◆ **What is required**:
Exactly as given, repeat all of the entries.

◆ **Records for this task**:
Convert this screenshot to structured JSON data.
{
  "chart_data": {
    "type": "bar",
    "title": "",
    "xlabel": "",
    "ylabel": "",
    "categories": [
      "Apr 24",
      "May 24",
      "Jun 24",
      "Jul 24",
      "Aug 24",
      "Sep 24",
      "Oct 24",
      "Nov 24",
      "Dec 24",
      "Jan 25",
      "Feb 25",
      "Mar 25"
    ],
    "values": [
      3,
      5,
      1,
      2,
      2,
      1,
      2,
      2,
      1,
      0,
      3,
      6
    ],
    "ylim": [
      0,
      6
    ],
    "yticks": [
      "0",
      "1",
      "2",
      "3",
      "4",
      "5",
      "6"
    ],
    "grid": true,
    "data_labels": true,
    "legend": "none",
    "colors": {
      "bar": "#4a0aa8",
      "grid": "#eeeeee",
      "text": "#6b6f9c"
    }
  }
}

◆ **Final result**:
Convert this screenshot to structured JSON data.
{
  "chart_data": {
    "type": "bar",
    "title": "",
    "xlabel": "",
    "ylabel": "",
    "categories": [
      "Apr 24",
      "May 24",
      "Jun 24",
      "Jul 24",
      "Aug 24",
      "Sep 24",
      "Oct 24",
      "Nov 24",
      "Dec 24",
      "Jan 25",
      "Feb 25",
      "Mar 25"
    ],
    "values": [
      3,
      5,
      1,
      2,
      2,
      1,
      2,
      2,
      1,
      0,
      3,
      6
    ],
    "ylim": [
      0,
      6
    ],
    "yticks": [
      "0",
      "1",
      "2",
      "3",
      "4",
      "5",
      "6"
    ],
    "grid": true,
    "data_labels": true,
    "legend": "none",
    "colors": {
      "bar": "#4a0aa8",
      "grid": "#eeeeee",
      "text": "#6b6f9c"
    }
  }
}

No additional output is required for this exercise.